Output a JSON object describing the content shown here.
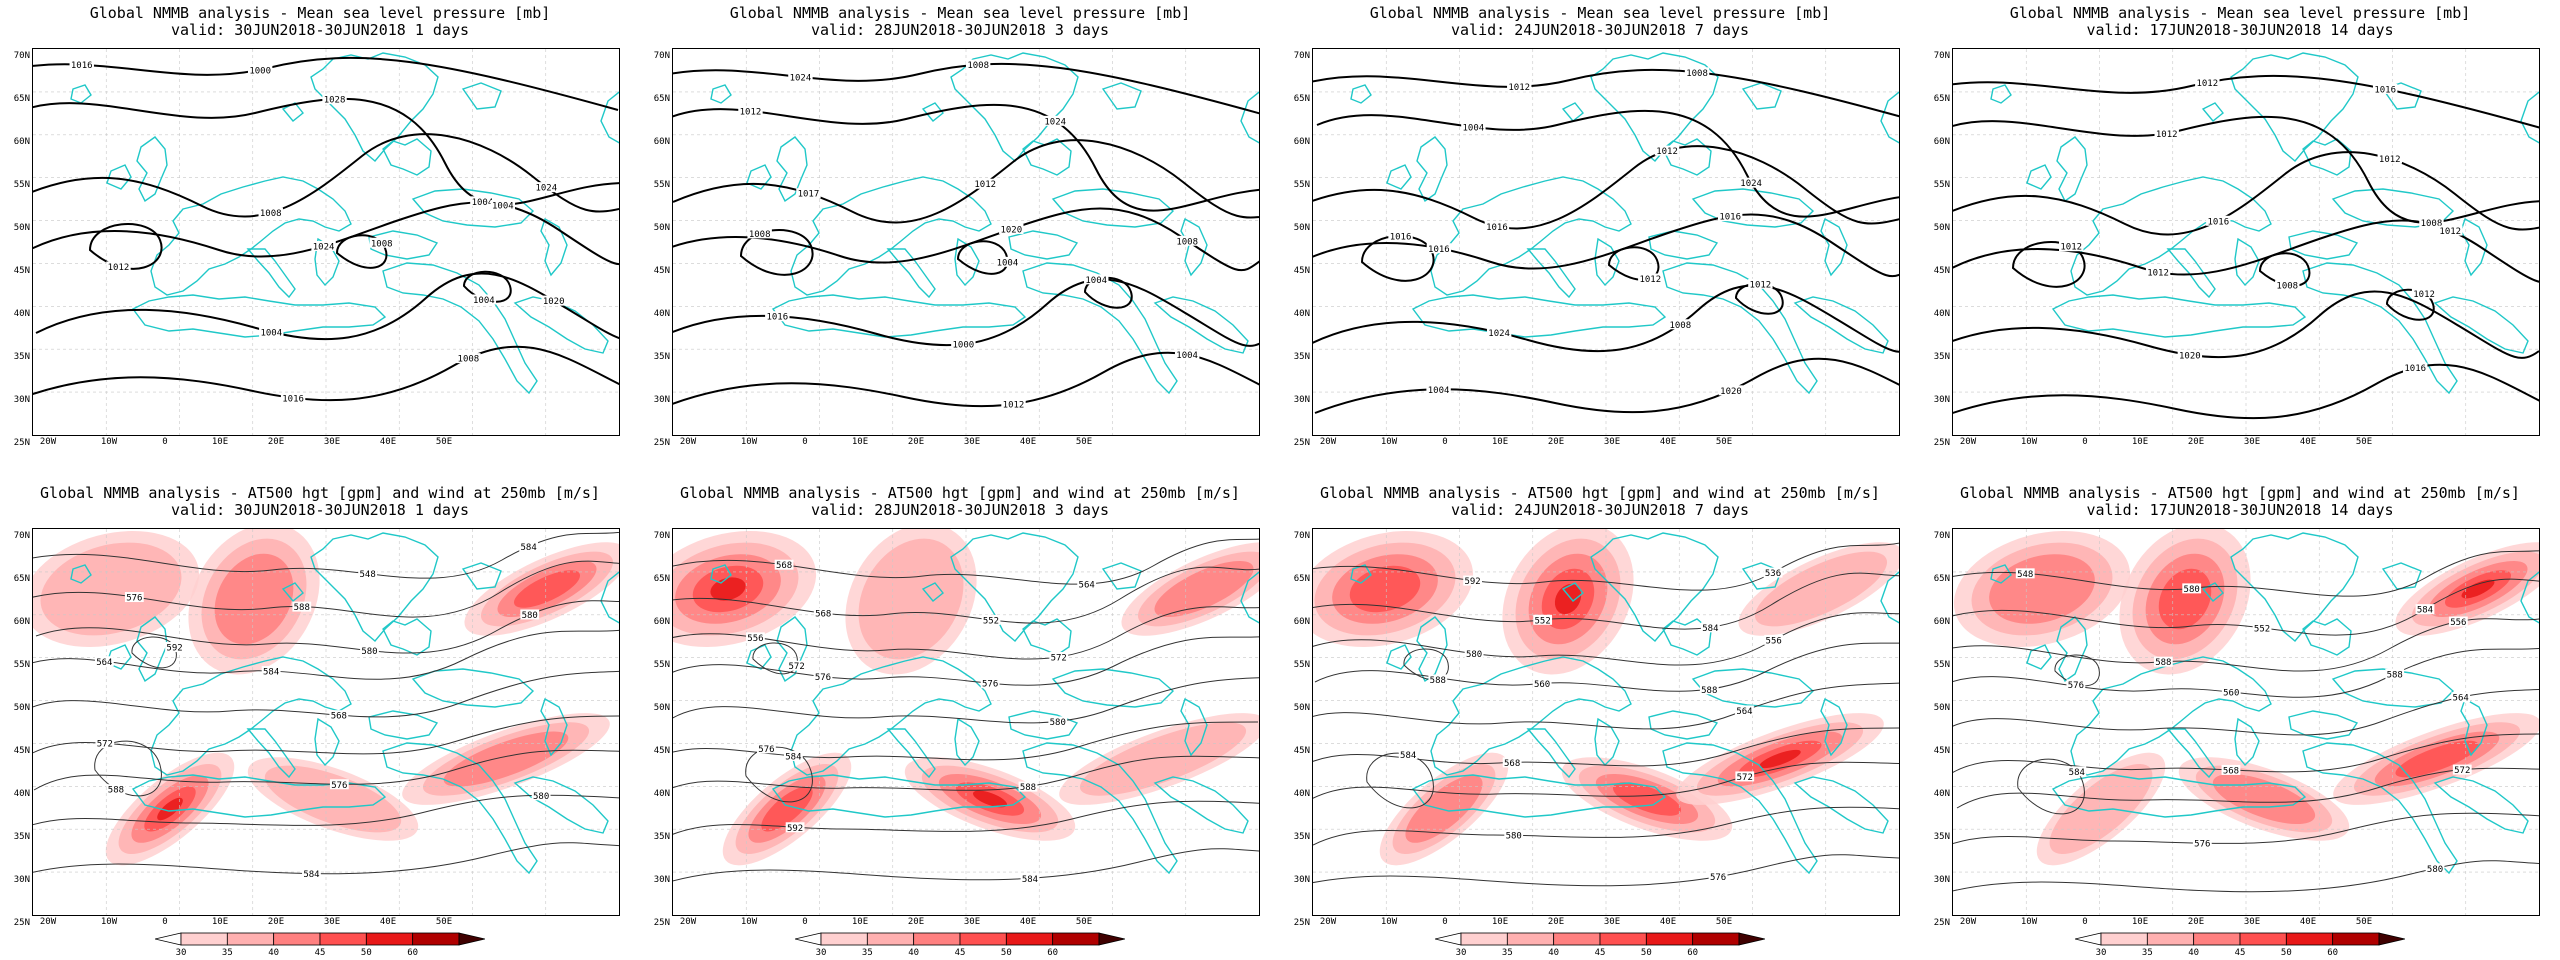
{
  "colors": {
    "coast": "#20c8c8",
    "contour_bold": "#000000",
    "contour_thin": "#333333",
    "grid": "#c8c8c8",
    "wind_30": "#ffd0d0",
    "wind_35": "#ffb0b0",
    "wind_40": "#ff8080",
    "wind_45": "#ff5050",
    "wind_50": "#e81818",
    "wind_60": "#b00000"
  },
  "axes": {
    "lat_labels": [
      "70N",
      "65N",
      "60N",
      "55N",
      "50N",
      "45N",
      "40N",
      "35N",
      "30N",
      "25N"
    ],
    "lon_labels": [
      "20W",
      "10W",
      "0",
      "10E",
      "20E",
      "30E",
      "40E",
      "50E"
    ]
  },
  "colorbar": {
    "labels": [
      "30",
      "35",
      "40",
      "45",
      "50",
      "60"
    ]
  },
  "panels": [
    {
      "title": "Global NMMB analysis - Mean sea level pressure [mb]",
      "subtitle": "valid: 30JUN2018-30JUN2018   1 days",
      "field": "mslp",
      "contour_labels": [
        "1016",
        "1028",
        "1024",
        "1024",
        "1020",
        "1016",
        "1012",
        "1008",
        "1004",
        "1000",
        "1004",
        "1008",
        "1004",
        "1004",
        "1008"
      ]
    },
    {
      "title": "Global NMMB analysis - Mean sea level pressure [mb]",
      "subtitle": "valid: 28JUN2018-30JUN2018   3 days",
      "field": "mslp",
      "contour_labels": [
        "1024",
        "1024",
        "1017",
        "1020",
        "1016",
        "1012",
        "1008",
        "1004",
        "1004",
        "1008",
        "1012",
        "1012",
        "1008",
        "1000",
        "1004"
      ]
    },
    {
      "title": "Global NMMB analysis - Mean sea level pressure [mb]",
      "subtitle": "valid: 24JUN2018-30JUN2018   7 days",
      "field": "mslp",
      "contour_labels": [
        "1012",
        "1024",
        "1016",
        "1016",
        "1024",
        "1020",
        "1016",
        "1012",
        "1012",
        "1008",
        "1004",
        "1012",
        "1016",
        "1008",
        "1004"
      ]
    },
    {
      "title": "Global NMMB analysis - Mean sea level pressure [mb]",
      "subtitle": "valid: 17JUN2018-30JUN2018   14 days",
      "field": "mslp",
      "contour_labels": [
        "1012",
        "1008",
        "1016",
        "1012",
        "1020",
        "1016",
        "1012",
        "1008",
        "1012",
        "1016",
        "1012",
        "1012",
        "1012"
      ]
    },
    {
      "title": "Global NMMB analysis - AT500 hgt [gpm] and wind at 250mb [m/s]",
      "subtitle": "valid: 30JUN2018-30JUN2018   1 days",
      "field": "z500",
      "contour_labels": [
        "548",
        "576",
        "580",
        "564",
        "568",
        "572",
        "576",
        "580",
        "584",
        "588",
        "592",
        "584",
        "588",
        "580",
        "584"
      ]
    },
    {
      "title": "Global NMMB analysis - AT500 hgt [gpm] and wind at 250mb [m/s]",
      "subtitle": "valid: 28JUN2018-30JUN2018   3 days",
      "field": "z500",
      "contour_labels": [
        "564",
        "568",
        "572",
        "576",
        "580",
        "584",
        "588",
        "592",
        "584",
        "576",
        "572",
        "568",
        "552",
        "556",
        "576"
      ]
    },
    {
      "title": "Global NMMB analysis - AT500 hgt [gpm] and wind at 250mb [m/s]",
      "subtitle": "valid: 24JUN2018-30JUN2018   7 days",
      "field": "z500",
      "contour_labels": [
        "536",
        "552",
        "556",
        "560",
        "564",
        "568",
        "572",
        "580",
        "576",
        "584",
        "588",
        "592",
        "584",
        "580",
        "588"
      ]
    },
    {
      "title": "Global NMMB analysis - AT500 hgt [gpm] and wind at 250mb [m/s]",
      "subtitle": "valid: 17JUN2018-30JUN2018   14 days",
      "field": "z500",
      "contour_labels": [
        "548",
        "552",
        "556",
        "560",
        "564",
        "568",
        "572",
        "576",
        "580",
        "584",
        "576",
        "580",
        "584",
        "588",
        "588"
      ]
    }
  ]
}
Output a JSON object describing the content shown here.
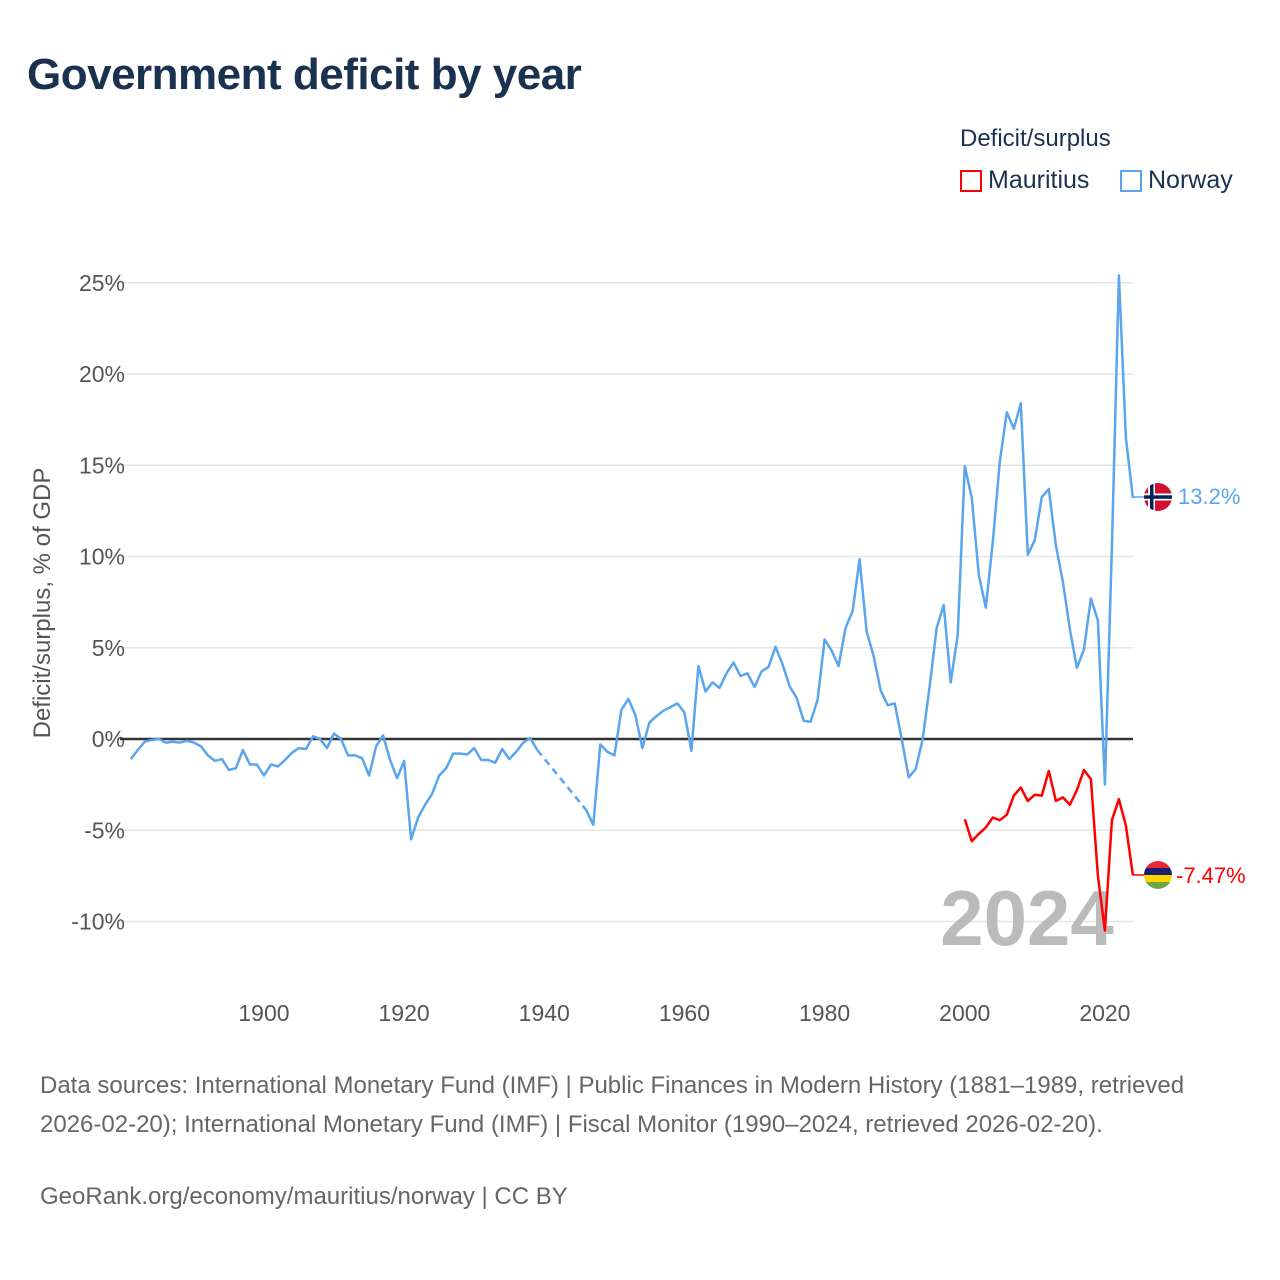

# # #

_SET TASK_: Exact duplication of all the records is required; pictures are omitted from the copy.

_THE RESPONSE_:
Output a JSON object describing the content shown here.
{
  "colors": {
    "coast": "#20c8c8",
    "contour_bold": "#000000",
    "contour_thin": "#333333",
    "grid": "#c8c8c8",
    "wind_30": "#ffd0d0",
    "wind_35": "#ffb0b0",
    "wind_40": "#ff8080",
    "wind_45": "#ff5050",
    "wind_50": "#e81818",
    "wind_60": "#b00000"
  },
  "axes": {
    "lat_labels": [
      "70N",
      "65N",
      "60N",
      "55N",
      "50N",
      "45N",
      "40N",
      "35N",
      "30N",
      "25N"
    ],
    "lon_labels": [
      "20W",
      "10W",
      "0",
      "10E",
      "20E",
      "30E",
      "40E",
      "50E"
    ]
  },
  "colorbar": {
    "labels": [
      "30",
      "35",
      "40",
      "45",
      "50",
      "60"
    ]
  },
  "panels": [
    {
      "title": "Global NMMB analysis - Mean sea level pressure [mb]",
      "subtitle": "valid: 30JUN2018-30JUN2018   1 days",
      "field": "mslp",
      "contour_labels": [
        "1016",
        "1028",
        "1024",
        "1024",
        "1020",
        "1016",
        "1012",
        "1008",
        "1004",
        "1000",
        "1004",
        "1008",
        "1004",
        "1004",
        "1008"
      ]
    },
    {
      "title": "Global NMMB analysis - Mean sea level pressure [mb]",
      "subtitle": "valid: 28JUN2018-30JUN2018   3 days",
      "field": "mslp",
      "contour_labels": [
        "1024",
        "1024",
        "1017",
        "1020",
        "1016",
        "1012",
        "1008",
        "1004",
        "1004",
        "1008",
        "1012",
        "1012",
        "1008",
        "1000",
        "1004"
      ]
    },
    {
      "title": "Global NMMB analysis - Mean sea level pressure [mb]",
      "subtitle": "valid: 24JUN2018-30JUN2018   7 days",
      "field": "mslp",
      "contour_labels": [
        "1012",
        "1024",
        "1016",
        "1016",
        "1024",
        "1020",
        "1016",
        "1012",
        "1012",
        "1008",
        "1004",
        "1012",
        "1016",
        "1008",
        "1004"
      ]
    },
    {
      "title": "Global NMMB analysis - Mean sea level pressure [mb]",
      "subtitle": "valid: 17JUN2018-30JUN2018   14 days",
      "field": "mslp",
      "contour_labels": [
        "1012",
        "1008",
        "1016",
        "1012",
        "1020",
        "1016",
        "1012",
        "1008",
        "1012",
        "1016",
        "1012",
        "1012",
        "1012"
      ]
    },
    {
      "title": "Global NMMB analysis - AT500 hgt [gpm] and wind at 250mb [m/s]",
      "subtitle": "valid: 30JUN2018-30JUN2018   1 days",
      "field": "z500",
      "contour_labels": [
        "548",
        "576",
        "580",
        "564",
        "568",
        "572",
        "576",
        "580",
        "584",
        "588",
        "592",
        "584",
        "588",
        "580",
        "584"
      ]
    },
    {
      "title": "Global NMMB analysis - AT500 hgt [gpm] and wind at 250mb [m/s]",
      "subtitle": "valid: 28JUN2018-30JUN2018   3 days",
      "field": "z500",
      "contour_labels": [
        "564",
        "568",
        "572",
        "576",
        "580",
        "584",
        "588",
        "592",
        "584",
        "576",
        "572",
        "568",
        "552",
        "556",
        "576"
      ]
    },
    {
      "title": "Global NMMB analysis - AT500 hgt [gpm] and wind at 250mb [m/s]",
      "subtitle": "valid: 24JUN2018-30JUN2018   7 days",
      "field": "z500",
      "contour_labels": [
        "536",
        "552",
        "556",
        "560",
        "564",
        "568",
        "572",
        "580",
        "576",
        "584",
        "588",
        "592",
        "584",
        "580",
        "588"
      ]
    },
    {
      "title": "Global NMMB analysis - AT500 hgt [gpm] and wind at 250mb [m/s]",
      "subtitle": "valid: 17JUN2018-30JUN2018   14 days",
      "field": "z500",
      "contour_labels": [
        "548",
        "552",
        "556",
        "560",
        "564",
        "568",
        "572",
        "576",
        "580",
        "584",
        "576",
        "580",
        "584",
        "588",
        "588"
      ]
    }
  ]
}
Output a JSON object describing the content shown here.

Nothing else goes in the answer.